(Data records)
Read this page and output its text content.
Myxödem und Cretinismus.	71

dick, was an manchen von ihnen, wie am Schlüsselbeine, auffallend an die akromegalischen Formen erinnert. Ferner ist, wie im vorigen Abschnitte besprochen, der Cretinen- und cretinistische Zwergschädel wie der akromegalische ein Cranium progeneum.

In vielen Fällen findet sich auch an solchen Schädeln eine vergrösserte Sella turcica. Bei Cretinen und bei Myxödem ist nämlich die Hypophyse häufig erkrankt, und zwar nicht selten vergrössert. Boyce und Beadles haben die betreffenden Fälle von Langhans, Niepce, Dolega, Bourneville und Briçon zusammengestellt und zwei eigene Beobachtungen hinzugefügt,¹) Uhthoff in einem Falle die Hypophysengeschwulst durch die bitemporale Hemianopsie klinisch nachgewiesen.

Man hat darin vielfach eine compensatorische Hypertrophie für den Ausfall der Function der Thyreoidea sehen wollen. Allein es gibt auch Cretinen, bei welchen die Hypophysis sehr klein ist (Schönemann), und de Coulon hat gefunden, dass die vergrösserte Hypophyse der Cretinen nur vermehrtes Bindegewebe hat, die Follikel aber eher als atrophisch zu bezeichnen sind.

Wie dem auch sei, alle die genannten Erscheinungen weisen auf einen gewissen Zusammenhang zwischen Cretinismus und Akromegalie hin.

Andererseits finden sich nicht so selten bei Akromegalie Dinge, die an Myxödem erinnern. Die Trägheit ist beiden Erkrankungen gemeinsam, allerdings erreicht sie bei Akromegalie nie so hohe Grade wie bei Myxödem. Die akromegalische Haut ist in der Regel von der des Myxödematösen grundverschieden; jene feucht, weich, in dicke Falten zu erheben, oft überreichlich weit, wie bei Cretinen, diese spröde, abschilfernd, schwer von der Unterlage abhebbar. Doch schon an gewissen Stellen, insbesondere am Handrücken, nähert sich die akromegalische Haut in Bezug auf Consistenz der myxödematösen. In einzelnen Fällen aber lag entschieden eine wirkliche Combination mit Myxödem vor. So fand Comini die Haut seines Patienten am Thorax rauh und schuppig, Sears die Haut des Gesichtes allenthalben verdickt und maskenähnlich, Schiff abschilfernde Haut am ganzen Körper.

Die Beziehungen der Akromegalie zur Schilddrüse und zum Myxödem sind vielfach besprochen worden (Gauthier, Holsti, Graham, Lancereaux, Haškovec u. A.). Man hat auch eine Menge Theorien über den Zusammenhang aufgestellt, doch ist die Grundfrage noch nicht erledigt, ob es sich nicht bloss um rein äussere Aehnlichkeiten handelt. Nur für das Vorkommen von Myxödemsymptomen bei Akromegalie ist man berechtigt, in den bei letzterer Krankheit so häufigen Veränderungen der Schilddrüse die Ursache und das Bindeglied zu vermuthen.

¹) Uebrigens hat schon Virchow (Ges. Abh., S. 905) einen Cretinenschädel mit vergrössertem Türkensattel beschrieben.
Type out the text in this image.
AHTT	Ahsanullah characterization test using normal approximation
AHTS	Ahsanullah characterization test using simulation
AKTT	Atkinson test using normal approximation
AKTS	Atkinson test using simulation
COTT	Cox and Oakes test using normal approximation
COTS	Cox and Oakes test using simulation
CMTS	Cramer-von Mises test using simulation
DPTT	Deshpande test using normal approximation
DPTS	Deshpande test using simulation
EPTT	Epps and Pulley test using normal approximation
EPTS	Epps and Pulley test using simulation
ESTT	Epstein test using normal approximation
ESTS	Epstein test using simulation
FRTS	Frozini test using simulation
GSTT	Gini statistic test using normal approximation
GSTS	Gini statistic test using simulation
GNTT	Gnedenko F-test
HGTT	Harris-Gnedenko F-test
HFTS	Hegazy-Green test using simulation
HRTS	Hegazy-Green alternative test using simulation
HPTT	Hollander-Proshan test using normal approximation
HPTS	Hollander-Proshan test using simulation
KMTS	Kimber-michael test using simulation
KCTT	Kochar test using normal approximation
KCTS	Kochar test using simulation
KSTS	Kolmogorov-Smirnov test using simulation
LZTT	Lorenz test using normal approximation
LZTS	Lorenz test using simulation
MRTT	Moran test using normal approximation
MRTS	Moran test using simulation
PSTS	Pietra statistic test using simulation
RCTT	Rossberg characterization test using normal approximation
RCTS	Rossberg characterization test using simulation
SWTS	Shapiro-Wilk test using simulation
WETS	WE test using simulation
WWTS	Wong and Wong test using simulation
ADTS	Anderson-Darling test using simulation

__Requirement__
Retype nothing except the lines from the line holding "Type out the text in this image." through the last line of the entries, both included.

__Solution__
Type out the text in this image.
AHTT	Ahsanullah characterization test using normal approximation
AHTS	Ahsanullah characterization test using simulation
AKTT	Atkinson test using normal approximation
AKTS	Atkinson test using simulation
COTT	Cox and Oakes test using normal approximation
COTS	Cox and Oakes test using simulation
CMTS	Cramer-von Mises test using simulation
DPTT	Deshpande test using normal approximation
DPTS	Deshpande test using simulation
EPTT	Epps and Pulley test using normal approximation
EPTS	Epps and Pulley test using simulation
ESTT	Epstein test using normal approximation
ESTS	Epstein test using simulation
FRTS	Frozini test using simulation
GSTT	Gini statistic test using normal approximation
GSTS	Gini statistic test using simulation
GNTT	Gnedenko F-test
HGTT	Harris-Gnedenko F-test
HFTS	Hegazy-Green test using simulation
HRTS	Hegazy-Green alternative test using simulation
HPTT	Hollander-Proshan test using normal approximation
HPTS	Hollander-Proshan test using simulation
KMTS	Kimber-michael test using simulation
KCTT	Kochar test using normal approximation
KCTS	Kochar test using simulation
KSTS	Kolmogorov-Smirnov test using simulation
LZTT	Lorenz test using normal approximation
LZTS	Lorenz test using simulation
MRTT	Moran test using normal approximation
MRTS	Moran test using simulation
PSTS	Pietra statistic test using simulation
RCTT	Rossberg characterization test using normal approximation
RCTS	Rossberg characterization test using simulation
SWTS	Shapiro-Wilk test using simulation
WETS	WE test using simulation
WWTS	Wong and Wong test using simulation
ADTS	Anderson-Darling test using simulation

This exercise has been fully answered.